Record by record, give the entire listing again exactly.

• _DATA SUPPLIED_
= Beginning of Section =

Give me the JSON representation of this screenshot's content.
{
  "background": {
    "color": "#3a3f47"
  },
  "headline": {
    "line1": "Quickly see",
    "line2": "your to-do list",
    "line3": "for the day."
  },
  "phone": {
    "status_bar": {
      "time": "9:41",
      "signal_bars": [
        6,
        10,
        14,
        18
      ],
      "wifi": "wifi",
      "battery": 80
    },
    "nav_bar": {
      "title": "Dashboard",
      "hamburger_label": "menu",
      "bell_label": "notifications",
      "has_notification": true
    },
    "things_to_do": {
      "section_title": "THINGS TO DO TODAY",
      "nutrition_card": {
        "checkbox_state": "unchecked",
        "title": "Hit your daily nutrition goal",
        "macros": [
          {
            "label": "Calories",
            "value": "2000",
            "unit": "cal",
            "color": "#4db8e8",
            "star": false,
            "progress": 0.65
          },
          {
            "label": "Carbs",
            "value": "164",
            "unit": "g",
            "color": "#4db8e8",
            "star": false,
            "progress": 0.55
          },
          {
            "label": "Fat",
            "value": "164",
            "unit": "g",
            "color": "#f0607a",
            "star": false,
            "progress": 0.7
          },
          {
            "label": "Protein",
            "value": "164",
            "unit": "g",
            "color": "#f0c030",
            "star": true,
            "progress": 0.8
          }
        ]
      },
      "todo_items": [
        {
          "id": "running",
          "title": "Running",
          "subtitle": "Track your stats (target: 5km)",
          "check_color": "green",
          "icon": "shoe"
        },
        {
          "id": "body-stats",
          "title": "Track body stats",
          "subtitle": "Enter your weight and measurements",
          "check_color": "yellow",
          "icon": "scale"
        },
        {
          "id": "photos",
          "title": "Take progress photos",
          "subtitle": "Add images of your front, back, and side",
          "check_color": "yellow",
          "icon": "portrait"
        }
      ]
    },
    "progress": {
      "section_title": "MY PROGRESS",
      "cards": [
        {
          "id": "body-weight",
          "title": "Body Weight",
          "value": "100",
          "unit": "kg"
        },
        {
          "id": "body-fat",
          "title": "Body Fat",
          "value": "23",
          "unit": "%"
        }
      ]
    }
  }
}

= End of Section =

• _EXPECTED OUTPUT_
Give me the JSON representation of this screenshot's content.
{
  "background": {
    "color": "#3a3f47"
  },
  "headline": {
    "line1": "Quickly see",
    "line2": "your to-do list",
    "line3": "for the day."
  },
  "phone": {
    "status_bar": {
      "time": "9:41",
      "signal_bars": [
        6,
        10,
        14,
        18
      ],
      "wifi": "wifi",
      "battery": 80
    },
    "nav_bar": {
      "title": "Dashboard",
      "hamburger_label": "menu",
      "bell_label": "notifications",
      "has_notification": true
    },
    "things_to_do": {
      "section_title": "THINGS TO DO TODAY",
      "nutrition_card": {
        "checkbox_state": "unchecked",
        "title": "Hit your daily nutrition goal",
        "macros": [
          {
            "label": "Calories",
            "value": "2000",
            "unit": "cal",
            "color": "#4db8e8",
            "star": false,
            "progress": 0.65
          },
          {
            "label": "Carbs",
            "value": "164",
            "unit": "g",
            "color": "#4db8e8",
            "star": false,
            "progress": 0.55
          },
          {
            "label": "Fat",
            "value": "164",
            "unit": "g",
            "color": "#f0607a",
            "star": false,
            "progress": 0.7
          },
          {
            "label": "Protein",
            "value": "164",
            "unit": "g",
            "color": "#f0c030",
            "star": true,
            "progress": 0.8
          }
        ]
      },
      "todo_items": [
        {
          "id": "running",
          "title": "Running",
          "subtitle": "Track your stats (target: 5km)",
          "check_color": "green",
          "icon": "shoe"
        },
        {
          "id": "body-stats",
          "title": "Track body stats",
          "subtitle": "Enter your weight and measurements",
          "check_color": "yellow",
          "icon": "scale"
        },
        {
          "id": "photos",
          "title": "Take progress photos",
          "subtitle": "Add images of your front, back, and side",
          "check_color": "yellow",
          "icon": "portrait"
        }
      ]
    },
    "progress": {
      "section_title": "MY PROGRESS",
      "cards": [
        {
          "id": "body-weight",
          "title": "Body Weight",
          "value": "100",
          "unit": "kg"
        },
        {
          "id": "body-fat",
          "title": "Body Fat",
          "value": "23",
          "unit": "%"
        }
      ]
    }
  }
}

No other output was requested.